Supplied information ->

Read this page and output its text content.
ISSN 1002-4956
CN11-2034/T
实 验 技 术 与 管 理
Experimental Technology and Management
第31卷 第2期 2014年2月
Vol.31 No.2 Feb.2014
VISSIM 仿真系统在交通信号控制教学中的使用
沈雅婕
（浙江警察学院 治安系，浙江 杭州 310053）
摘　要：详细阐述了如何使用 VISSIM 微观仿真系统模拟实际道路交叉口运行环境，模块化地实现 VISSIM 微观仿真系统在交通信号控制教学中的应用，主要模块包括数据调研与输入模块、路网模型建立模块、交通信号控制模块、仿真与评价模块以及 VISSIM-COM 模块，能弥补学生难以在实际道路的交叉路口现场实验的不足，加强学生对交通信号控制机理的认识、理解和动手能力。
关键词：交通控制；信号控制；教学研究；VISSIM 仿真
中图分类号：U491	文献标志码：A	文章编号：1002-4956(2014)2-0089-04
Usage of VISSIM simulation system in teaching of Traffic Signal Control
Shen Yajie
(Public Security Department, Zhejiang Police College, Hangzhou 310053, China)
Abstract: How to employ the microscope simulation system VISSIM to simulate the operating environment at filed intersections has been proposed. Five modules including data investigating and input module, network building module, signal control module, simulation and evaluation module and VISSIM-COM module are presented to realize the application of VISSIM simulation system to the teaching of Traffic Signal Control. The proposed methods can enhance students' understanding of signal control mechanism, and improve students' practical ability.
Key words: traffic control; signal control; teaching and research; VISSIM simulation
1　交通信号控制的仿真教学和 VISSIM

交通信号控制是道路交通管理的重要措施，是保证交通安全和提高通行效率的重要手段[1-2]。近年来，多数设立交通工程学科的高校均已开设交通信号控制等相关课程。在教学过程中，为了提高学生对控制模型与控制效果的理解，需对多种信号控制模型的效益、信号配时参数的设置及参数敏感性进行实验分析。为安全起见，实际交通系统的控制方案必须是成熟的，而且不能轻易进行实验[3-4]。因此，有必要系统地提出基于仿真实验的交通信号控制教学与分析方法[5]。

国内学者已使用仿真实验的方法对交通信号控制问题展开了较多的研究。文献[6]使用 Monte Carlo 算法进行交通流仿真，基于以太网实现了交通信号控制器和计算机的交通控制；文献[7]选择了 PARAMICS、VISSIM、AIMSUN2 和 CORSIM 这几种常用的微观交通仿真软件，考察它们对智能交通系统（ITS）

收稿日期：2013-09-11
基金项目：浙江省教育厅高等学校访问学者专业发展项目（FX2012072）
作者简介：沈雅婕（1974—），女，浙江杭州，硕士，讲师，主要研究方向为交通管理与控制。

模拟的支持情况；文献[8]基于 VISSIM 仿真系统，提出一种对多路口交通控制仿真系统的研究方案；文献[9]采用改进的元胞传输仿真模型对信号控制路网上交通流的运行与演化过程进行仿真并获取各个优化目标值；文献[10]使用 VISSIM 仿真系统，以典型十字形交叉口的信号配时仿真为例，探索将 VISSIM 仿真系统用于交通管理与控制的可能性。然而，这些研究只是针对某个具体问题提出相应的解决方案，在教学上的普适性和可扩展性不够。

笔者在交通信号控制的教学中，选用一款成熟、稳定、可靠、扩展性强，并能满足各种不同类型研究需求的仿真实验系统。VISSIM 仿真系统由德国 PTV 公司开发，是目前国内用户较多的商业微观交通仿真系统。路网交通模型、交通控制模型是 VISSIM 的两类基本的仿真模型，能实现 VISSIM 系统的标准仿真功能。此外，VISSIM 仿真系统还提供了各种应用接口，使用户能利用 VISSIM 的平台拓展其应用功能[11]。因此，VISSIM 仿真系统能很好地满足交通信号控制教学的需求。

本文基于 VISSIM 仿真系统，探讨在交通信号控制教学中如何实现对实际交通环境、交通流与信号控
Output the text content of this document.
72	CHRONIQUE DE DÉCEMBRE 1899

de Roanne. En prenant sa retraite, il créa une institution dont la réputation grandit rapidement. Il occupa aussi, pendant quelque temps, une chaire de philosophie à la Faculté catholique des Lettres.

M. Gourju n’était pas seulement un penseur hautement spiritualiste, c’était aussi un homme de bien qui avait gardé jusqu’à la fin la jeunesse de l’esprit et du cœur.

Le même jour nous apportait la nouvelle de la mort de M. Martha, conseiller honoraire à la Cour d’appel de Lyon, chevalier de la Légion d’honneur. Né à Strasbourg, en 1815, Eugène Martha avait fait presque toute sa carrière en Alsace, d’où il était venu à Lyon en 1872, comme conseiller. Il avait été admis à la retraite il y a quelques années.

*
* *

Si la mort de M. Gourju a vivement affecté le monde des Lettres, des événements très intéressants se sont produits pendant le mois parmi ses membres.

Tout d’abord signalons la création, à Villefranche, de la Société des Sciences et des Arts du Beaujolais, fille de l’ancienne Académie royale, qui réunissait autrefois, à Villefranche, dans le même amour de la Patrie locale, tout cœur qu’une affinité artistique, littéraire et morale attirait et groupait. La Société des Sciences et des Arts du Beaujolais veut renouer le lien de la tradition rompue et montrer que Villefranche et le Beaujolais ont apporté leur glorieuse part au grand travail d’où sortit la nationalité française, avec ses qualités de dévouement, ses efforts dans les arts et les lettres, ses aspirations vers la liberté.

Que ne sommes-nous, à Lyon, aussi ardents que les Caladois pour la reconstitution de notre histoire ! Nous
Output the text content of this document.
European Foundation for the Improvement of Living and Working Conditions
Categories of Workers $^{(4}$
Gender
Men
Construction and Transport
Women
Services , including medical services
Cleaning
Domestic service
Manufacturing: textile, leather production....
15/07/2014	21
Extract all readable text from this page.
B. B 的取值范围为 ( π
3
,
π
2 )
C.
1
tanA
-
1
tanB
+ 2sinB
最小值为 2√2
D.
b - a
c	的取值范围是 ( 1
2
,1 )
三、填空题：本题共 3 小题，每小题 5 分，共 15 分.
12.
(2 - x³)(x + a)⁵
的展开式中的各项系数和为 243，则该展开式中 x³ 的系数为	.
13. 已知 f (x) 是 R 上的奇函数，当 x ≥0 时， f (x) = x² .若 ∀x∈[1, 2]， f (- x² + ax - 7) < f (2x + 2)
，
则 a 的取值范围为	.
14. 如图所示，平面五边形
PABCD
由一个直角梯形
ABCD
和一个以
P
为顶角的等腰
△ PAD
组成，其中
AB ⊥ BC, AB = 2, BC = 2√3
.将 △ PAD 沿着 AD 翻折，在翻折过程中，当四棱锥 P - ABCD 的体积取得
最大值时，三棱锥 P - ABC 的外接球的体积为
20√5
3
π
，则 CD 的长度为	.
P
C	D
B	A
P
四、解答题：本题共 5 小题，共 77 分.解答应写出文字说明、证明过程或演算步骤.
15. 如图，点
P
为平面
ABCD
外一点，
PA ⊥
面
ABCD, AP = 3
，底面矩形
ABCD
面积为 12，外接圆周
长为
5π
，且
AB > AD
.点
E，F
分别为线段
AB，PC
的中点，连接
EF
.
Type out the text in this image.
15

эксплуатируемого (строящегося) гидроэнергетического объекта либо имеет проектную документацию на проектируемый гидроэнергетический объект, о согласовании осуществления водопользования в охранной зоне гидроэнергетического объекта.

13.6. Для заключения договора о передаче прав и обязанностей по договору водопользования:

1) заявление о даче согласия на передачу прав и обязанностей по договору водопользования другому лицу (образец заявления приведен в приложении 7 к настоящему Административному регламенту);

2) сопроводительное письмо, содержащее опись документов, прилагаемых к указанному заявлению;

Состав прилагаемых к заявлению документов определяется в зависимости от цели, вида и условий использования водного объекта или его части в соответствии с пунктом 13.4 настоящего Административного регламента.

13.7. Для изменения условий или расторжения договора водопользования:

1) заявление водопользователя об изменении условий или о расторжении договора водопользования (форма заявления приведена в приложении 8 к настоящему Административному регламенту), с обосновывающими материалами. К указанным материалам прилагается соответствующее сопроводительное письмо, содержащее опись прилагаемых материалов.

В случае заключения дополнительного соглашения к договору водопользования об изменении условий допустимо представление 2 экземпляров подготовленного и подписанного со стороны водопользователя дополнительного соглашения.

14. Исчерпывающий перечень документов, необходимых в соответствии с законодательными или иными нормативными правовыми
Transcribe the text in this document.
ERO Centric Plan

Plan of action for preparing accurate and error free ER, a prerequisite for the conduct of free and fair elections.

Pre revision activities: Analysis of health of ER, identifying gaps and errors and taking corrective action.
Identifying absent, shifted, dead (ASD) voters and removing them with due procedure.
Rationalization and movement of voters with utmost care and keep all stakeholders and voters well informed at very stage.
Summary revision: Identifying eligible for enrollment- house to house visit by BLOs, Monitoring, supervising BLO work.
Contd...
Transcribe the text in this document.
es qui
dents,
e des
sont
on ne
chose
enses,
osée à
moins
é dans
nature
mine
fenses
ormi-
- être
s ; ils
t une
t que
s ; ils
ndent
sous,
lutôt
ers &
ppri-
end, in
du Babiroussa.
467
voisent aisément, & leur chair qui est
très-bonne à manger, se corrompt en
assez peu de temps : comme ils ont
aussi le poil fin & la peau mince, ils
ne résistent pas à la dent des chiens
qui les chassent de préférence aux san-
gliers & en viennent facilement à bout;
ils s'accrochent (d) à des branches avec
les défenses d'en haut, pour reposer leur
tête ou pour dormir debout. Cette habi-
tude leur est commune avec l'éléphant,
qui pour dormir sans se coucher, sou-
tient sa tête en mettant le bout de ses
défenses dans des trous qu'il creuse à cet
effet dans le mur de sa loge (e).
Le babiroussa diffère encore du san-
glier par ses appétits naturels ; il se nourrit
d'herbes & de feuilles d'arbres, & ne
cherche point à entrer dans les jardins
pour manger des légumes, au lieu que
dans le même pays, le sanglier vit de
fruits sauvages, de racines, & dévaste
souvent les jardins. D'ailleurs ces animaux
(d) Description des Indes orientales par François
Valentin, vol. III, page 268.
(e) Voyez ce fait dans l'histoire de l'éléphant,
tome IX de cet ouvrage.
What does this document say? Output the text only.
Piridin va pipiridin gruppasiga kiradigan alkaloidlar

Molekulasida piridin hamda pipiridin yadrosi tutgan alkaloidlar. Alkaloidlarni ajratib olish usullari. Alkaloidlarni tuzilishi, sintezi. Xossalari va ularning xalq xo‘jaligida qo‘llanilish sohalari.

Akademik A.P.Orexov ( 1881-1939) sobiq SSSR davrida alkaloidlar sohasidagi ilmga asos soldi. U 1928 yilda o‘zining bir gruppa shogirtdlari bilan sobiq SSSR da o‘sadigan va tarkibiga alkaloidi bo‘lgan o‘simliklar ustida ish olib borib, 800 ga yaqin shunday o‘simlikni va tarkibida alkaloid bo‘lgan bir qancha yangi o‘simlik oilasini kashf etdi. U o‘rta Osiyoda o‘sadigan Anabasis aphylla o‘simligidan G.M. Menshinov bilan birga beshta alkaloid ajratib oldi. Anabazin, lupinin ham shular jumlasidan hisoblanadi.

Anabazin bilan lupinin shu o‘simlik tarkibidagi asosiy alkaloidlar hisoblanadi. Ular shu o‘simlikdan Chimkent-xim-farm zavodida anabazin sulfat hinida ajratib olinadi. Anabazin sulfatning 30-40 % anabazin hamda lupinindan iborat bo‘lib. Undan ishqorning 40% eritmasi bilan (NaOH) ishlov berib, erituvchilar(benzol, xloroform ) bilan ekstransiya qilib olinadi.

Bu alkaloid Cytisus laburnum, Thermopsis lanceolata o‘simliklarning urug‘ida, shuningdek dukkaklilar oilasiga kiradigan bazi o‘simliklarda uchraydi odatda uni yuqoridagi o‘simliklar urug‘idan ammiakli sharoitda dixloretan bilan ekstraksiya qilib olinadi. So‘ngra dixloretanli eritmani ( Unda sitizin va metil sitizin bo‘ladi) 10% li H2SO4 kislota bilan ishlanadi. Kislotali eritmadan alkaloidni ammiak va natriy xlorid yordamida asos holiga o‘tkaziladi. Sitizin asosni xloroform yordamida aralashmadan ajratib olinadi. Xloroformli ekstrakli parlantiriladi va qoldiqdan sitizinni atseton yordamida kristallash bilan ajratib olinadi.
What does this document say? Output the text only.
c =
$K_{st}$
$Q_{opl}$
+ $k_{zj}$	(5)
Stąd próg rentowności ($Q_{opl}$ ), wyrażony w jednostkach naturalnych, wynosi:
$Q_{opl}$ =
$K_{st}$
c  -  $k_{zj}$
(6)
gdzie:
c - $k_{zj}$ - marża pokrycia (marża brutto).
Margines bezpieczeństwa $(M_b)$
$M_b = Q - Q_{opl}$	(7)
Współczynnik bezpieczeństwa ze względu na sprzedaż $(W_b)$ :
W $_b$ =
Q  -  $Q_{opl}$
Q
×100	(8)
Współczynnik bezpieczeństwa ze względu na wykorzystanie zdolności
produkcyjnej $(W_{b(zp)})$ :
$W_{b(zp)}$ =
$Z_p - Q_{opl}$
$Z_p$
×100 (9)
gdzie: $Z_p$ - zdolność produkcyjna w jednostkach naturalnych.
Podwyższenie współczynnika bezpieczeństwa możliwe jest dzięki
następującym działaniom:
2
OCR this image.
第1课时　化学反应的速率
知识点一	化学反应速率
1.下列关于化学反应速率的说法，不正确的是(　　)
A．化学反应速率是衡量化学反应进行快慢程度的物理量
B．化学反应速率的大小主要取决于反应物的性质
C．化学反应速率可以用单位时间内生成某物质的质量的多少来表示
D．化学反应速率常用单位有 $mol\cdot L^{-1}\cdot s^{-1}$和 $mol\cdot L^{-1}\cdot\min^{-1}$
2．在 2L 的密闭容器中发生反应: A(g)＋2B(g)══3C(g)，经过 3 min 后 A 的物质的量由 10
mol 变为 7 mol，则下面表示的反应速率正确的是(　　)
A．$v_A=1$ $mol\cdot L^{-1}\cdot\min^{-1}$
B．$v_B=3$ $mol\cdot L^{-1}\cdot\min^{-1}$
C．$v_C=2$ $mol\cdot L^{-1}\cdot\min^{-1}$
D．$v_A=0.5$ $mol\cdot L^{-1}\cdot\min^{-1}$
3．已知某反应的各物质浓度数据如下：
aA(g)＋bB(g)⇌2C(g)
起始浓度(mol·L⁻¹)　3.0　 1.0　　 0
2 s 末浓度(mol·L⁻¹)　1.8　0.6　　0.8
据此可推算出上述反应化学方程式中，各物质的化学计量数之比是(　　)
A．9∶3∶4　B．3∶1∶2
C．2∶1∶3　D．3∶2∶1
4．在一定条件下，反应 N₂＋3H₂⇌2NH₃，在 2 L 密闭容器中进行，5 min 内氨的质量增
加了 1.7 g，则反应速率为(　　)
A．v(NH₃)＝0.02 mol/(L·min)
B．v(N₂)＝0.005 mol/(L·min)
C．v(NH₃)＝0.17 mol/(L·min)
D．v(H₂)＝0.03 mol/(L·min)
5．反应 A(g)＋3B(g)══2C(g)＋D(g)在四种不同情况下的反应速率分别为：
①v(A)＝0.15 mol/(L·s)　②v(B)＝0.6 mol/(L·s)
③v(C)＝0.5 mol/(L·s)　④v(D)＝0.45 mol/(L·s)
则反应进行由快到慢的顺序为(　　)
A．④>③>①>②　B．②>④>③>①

What is being asked -> In the entries above, count each line with "très"; reply with the total only.

Full response -> 2